• Aim of the task
Every entry must be duplicated precisely as written.

Entries from a dataset:
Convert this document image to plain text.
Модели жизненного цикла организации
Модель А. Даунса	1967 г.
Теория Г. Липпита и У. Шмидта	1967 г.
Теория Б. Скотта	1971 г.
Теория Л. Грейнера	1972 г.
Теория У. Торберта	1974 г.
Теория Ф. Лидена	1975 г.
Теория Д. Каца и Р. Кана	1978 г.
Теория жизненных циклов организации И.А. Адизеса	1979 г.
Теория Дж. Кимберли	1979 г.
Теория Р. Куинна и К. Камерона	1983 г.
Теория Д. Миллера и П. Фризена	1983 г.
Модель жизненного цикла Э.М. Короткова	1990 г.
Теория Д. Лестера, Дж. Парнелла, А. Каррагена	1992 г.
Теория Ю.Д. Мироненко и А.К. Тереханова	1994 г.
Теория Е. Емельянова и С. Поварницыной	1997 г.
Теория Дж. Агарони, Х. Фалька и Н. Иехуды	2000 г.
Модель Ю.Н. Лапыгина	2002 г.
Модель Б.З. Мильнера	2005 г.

• Exercise answer
Convert this document image to plain text.
Модели жизненного цикла организации
Модель А. Даунса	1967 г.
Теория Г. Липпита и У. Шмидта	1967 г.
Теория Б. Скотта	1971 г.
Теория Л. Грейнера	1972 г.
Теория У. Торберта	1974 г.
Теория Ф. Лидена	1975 г.
Теория Д. Каца и Р. Кана	1978 г.
Теория жизненных циклов организации И.А. Адизеса	1979 г.
Теория Дж. Кимберли	1979 г.
Теория Р. Куинна и К. Камерона	1983 г.
Теория Д. Миллера и П. Фризена	1983 г.
Модель жизненного цикла Э.М. Короткова	1990 г.
Теория Д. Лестера, Дж. Парнелла, А. Каррагена	1992 г.
Теория Ю.Д. Мироненко и А.К. Тереханова	1994 г.
Теория Е. Емельянова и С. Поварницыной	1997 г.
Теория Дж. Агарони, Х. Фалька и Н. Иехуды	2000 г.
Модель Ю.Н. Лапыгина	2002 г.
Модель Б.З. Мильнера	2005 г.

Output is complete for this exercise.